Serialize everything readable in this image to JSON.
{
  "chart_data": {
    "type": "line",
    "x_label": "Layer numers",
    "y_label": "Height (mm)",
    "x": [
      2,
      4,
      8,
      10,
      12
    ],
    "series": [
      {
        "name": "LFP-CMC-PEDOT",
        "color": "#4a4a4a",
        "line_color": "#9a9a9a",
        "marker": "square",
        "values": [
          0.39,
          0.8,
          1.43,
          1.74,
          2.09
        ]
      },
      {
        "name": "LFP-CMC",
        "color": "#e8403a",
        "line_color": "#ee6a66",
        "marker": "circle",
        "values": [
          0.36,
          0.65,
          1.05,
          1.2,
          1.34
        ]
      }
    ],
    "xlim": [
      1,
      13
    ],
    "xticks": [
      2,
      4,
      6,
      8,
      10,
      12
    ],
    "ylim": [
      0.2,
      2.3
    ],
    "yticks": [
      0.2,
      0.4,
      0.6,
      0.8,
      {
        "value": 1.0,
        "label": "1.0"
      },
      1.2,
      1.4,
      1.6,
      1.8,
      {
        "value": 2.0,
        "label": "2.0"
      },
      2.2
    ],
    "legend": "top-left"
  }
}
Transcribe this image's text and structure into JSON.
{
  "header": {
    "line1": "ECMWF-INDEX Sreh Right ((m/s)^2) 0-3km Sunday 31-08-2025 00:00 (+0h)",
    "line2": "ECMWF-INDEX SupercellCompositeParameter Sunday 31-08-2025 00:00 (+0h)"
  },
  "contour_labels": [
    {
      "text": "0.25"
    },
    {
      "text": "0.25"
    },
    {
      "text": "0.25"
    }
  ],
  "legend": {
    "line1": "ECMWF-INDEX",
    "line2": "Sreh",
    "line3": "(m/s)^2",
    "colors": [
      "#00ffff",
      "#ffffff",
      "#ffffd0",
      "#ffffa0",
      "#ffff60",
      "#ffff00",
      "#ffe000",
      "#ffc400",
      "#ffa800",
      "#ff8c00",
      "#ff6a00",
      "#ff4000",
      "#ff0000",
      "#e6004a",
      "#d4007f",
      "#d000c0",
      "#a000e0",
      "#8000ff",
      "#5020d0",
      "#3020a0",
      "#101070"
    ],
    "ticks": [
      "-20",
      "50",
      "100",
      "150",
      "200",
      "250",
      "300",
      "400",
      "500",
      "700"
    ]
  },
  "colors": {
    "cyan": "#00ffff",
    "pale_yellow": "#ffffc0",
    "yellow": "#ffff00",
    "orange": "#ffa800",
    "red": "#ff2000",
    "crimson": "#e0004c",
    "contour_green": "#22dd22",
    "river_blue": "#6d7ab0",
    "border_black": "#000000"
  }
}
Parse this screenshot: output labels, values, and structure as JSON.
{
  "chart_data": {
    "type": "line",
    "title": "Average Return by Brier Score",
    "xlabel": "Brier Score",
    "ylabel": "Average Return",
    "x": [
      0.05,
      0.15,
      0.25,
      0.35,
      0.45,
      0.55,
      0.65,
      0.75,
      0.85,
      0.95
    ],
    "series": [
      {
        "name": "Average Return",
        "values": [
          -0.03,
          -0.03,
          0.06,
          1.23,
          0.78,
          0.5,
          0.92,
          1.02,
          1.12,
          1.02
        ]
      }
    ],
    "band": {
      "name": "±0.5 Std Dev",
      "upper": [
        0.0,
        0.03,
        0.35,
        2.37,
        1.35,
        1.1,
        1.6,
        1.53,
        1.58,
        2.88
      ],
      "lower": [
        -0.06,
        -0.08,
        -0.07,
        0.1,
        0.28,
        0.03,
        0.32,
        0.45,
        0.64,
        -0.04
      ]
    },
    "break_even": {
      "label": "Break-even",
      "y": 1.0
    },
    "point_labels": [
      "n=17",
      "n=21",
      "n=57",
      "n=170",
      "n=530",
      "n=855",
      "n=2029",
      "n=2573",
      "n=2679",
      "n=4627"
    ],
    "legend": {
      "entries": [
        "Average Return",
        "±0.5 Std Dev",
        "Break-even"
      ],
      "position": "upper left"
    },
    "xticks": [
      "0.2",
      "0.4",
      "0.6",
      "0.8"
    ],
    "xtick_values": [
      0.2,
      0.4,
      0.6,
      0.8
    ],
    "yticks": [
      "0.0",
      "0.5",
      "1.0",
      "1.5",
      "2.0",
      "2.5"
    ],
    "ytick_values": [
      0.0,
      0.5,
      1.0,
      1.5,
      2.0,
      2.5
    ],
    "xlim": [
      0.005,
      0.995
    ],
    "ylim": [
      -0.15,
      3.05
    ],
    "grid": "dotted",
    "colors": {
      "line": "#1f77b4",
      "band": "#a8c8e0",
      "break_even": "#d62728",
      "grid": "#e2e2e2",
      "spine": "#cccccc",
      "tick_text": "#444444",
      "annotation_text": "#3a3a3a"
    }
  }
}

Directions: Every line of the records above needs to be given again exactly.

Output:
Serialize everything readable in this image to JSON.
{
  "chart_data": {
    "type": "line",
    "x_label": "Layer numers",
    "y_label": "Height (mm)",
    "x": [
      2,
      4,
      8,
      10,
      12
    ],
    "series": [
      {
        "name": "LFP-CMC-PEDOT",
        "color": "#4a4a4a",
        "line_color": "#9a9a9a",
        "marker": "square",
        "values": [
          0.39,
          0.8,
          1.43,
          1.74,
          2.09
        ]
      },
      {
        "name": "LFP-CMC",
        "color": "#e8403a",
        "line_color": "#ee6a66",
        "marker": "circle",
        "values": [
          0.36,
          0.65,
          1.05,
          1.2,
          1.34
        ]
      }
    ],
    "xlim": [
      1,
      13
    ],
    "xticks": [
      2,
      4,
      6,
      8,
      10,
      12
    ],
    "ylim": [
      0.2,
      2.3
    ],
    "yticks": [
      0.2,
      0.4,
      0.6,
      0.8,
      {
        "value": 1.0,
        "label": "1.0"
      },
      1.2,
      1.4,
      1.6,
      1.8,
      {
        "value": 2.0,
        "label": "2.0"
      },
      2.2
    ],
    "legend": "top-left"
  }
}
Transcribe this image's text and structure into JSON.
{
  "header": {
    "line1": "ECMWF-INDEX Sreh Right ((m/s)^2) 0-3km Sunday 31-08-2025 00:00 (+0h)",
    "line2": "ECMWF-INDEX SupercellCompositeParameter Sunday 31-08-2025 00:00 (+0h)"
  },
  "contour_labels": [
    {
      "text": "0.25"
    },
    {
      "text": "0.25"
    },
    {
      "text": "0.25"
    }
  ],
  "legend": {
    "line1": "ECMWF-INDEX",
    "line2": "Sreh",
    "line3": "(m/s)^2",
    "colors": [
      "#00ffff",
      "#ffffff",
      "#ffffd0",
      "#ffffa0",
      "#ffff60",
      "#ffff00",
      "#ffe000",
      "#ffc400",
      "#ffa800",
      "#ff8c00",
      "#ff6a00",
      "#ff4000",
      "#ff0000",
      "#e6004a",
      "#d4007f",
      "#d000c0",
      "#a000e0",
      "#8000ff",
      "#5020d0",
      "#3020a0",
      "#101070"
    ],
    "ticks": [
      "-20",
      "50",
      "100",
      "150",
      "200",
      "250",
      "300",
      "400",
      "500",
      "700"
    ]
  },
  "colors": {
    "cyan": "#00ffff",
    "pale_yellow": "#ffffc0",
    "yellow": "#ffff00",
    "orange": "#ffa800",
    "red": "#ff2000",
    "crimson": "#e0004c",
    "contour_green": "#22dd22",
    "river_blue": "#6d7ab0",
    "border_black": "#000000"
  }
}
Parse this screenshot: output labels, values, and structure as JSON.
{
  "chart_data": {
    "type": "line",
    "title": "Average Return by Brier Score",
    "xlabel": "Brier Score",
    "ylabel": "Average Return",
    "x": [
      0.05,
      0.15,
      0.25,
      0.35,
      0.45,
      0.55,
      0.65,
      0.75,
      0.85,
      0.95
    ],
    "series": [
      {
        "name": "Average Return",
        "values": [
          -0.03,
          -0.03,
          0.06,
          1.23,
          0.78,
          0.5,
          0.92,
          1.02,
          1.12,
          1.02
        ]
      }
    ],
    "band": {
      "name": "±0.5 Std Dev",
      "upper": [
        0.0,
        0.03,
        0.35,
        2.37,
        1.35,
        1.1,
        1.6,
        1.53,
        1.58,
        2.88
      ],
      "lower": [
        -0.06,
        -0.08,
        -0.07,
        0.1,
        0.28,
        0.03,
        0.32,
        0.45,
        0.64,
        -0.04
      ]
    },
    "break_even": {
      "label": "Break-even",
      "y": 1.0
    },
    "point_labels": [
      "n=17",
      "n=21",
      "n=57",
      "n=170",
      "n=530",
      "n=855",
      "n=2029",
      "n=2573",
      "n=2679",
      "n=4627"
    ],
    "legend": {
      "entries": [
        "Average Return",
        "±0.5 Std Dev",
        "Break-even"
      ],
      "position": "upper left"
    },
    "xticks": [
      "0.2",
      "0.4",
      "0.6",
      "0.8"
    ],
    "xtick_values": [
      0.2,
      0.4,
      0.6,
      0.8
    ],
    "yticks": [
      "0.0",
      "0.5",
      "1.0",
      "1.5",
      "2.0",
      "2.5"
    ],
    "ytick_values": [
      0.0,
      0.5,
      1.0,
      1.5,
      2.0,
      2.5
    ],
    "xlim": [
      0.005,
      0.995
    ],
    "ylim": [
      -0.15,
      3.05
    ],
    "grid": "dotted",
    "colors": {
      "line": "#1f77b4",
      "band": "#a8c8e0",
      "break_even": "#d62728",
      "grid": "#e2e2e2",
      "spine": "#cccccc",
      "tick_text": "#444444",
      "annotation_text": "#3a3a3a"
    }
  }
}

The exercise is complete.